WRITTEN TASKS
#1 In the lucid dreaming thread, translate this sentence into Spanish: "In two days or so you'll notice every time you wake up."
#2 Carry the lucid dreaming thread forward from its final post.

TEXT SECTION

# Lucid Dreaming > Attaining Lucidity > Induction Techniques >  >  WILD with no external stimuli

## jarrhead

This is how I WILD. It requires very little effort, you don't set alarms, etc.


By "With No External Stimuli" I mean no alarms, not getting out of bed, not even moving.

This takes a day or two to discipline yourself. Maybe more for others.


Always note when you wake up at night. Don't just doze back to sleep. Gather your thoughts then fall back to sleep consciously, like a WILD.  To do this, switch to mouth-breathing, but DO NOT SAY ANYTHING. Do not say "I am dreaming after each."  At least, not physically.  I just count, no mantra phrases. I am usually out in five breaths.

By not moving, not having to turn off alarms, no sounds around you. Not even opening your eyes (it's easier to do then it sounds,) you will be out very quickly. Shift has informed me that you wake up many times during the night, quite a few for less than thirty seconds; this leaves you literally a dozen or more opportunities per night.

----------


## Indeed

I'll try this.
Will post results.

----------


## Noogah

Jarrhead, would you please expound on how we train ourselves?

This technique certainly seems interesting, but I do not fully understand it.

----------


## horsey101

Seems sort of like a CAN-WILD combined with a DEILD. Interesting, but tough for most people to do.

----------


## jarrhead

Noogah, as stated it is much easier to do than it sounds.  Basically, when you wake up at night, take notice of it.  In two days or so you'll notice every time you wake up.  Once you wake up just don't move.  Gather your thoughts.

----------


## A dreamer168

I would like to try this. What do you mean when you say gather your thoughts?

DATA SEGMENT

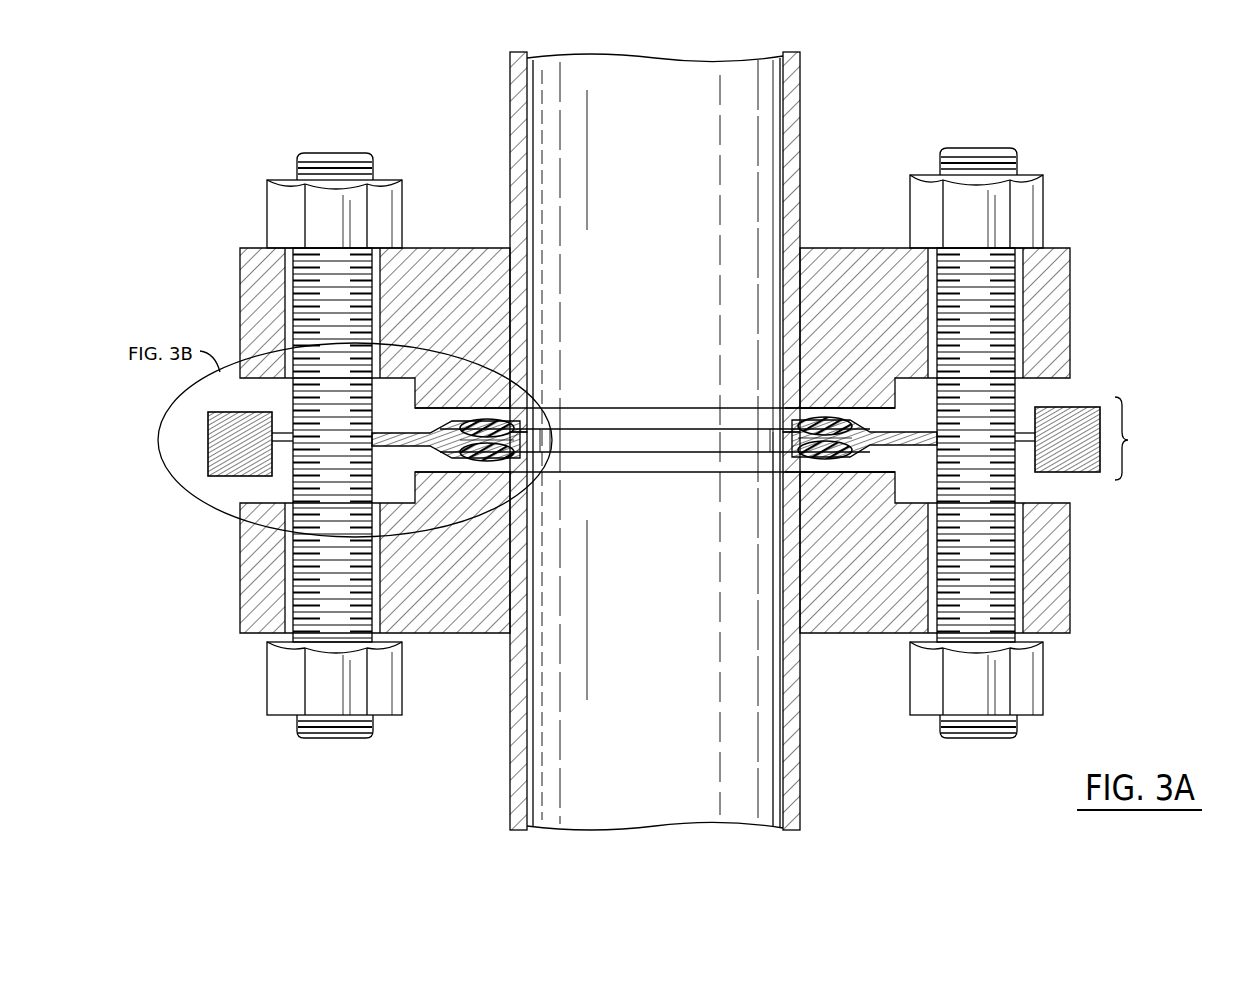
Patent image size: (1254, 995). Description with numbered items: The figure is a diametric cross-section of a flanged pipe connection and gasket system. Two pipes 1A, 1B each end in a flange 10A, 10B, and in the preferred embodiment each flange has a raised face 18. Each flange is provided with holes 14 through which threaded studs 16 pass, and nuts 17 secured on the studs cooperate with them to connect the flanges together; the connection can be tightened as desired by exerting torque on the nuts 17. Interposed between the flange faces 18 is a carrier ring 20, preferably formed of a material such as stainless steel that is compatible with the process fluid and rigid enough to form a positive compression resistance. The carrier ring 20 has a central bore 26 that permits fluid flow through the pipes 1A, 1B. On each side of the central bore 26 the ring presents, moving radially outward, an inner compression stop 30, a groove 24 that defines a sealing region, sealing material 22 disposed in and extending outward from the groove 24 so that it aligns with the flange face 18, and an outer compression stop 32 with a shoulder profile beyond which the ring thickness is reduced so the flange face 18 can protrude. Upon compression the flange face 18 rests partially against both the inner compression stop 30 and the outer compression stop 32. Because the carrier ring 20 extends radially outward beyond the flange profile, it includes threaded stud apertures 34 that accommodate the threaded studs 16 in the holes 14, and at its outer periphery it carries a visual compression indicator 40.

RESPONSES PER TASK
#1 En unos dos días notarás cada vez que te despiertes.

#2
----------


## jarrhead

Stay conscious.  Think actively.  Don't just think like you do when you fall asleep at night.  Stay on one thing.

----------


## HelixR

So how exactly do we train ourselves to realize that we woke up when we did infact wake up?

----------


## jarrhead

Just by simply keeping the mindset - kind of like a daily dreamsign.  You'll notice it.

----------


## Indeed

Nothing.

----------


## benzene

I doubt I wake up a dozen times a night, I sleep through my fire alarm lol, although then again I'm 15 and sleep about 16 hours a night with barely any dream recall :p

----------


## jarrhead

Try sleeping 9.5 or 10. That's too much sleep

----------


## Mirse

Sounds alot like a DEILD

----------


## jarrhead

Stephen LaBerge said this is his WILD technique.

----------


## MadMonkey

I have been sort of doing this anyways although I often forget and turn over befor I remeber to try and remeber my dream or not move for a WILD. Its sort of fifty fifty wether I move or not so maby I should just train myself a bit more and try this.

----------


## hgld1234

Autosiggestion helps a lot. I use it with my WILDs because I can't use alarms at that time.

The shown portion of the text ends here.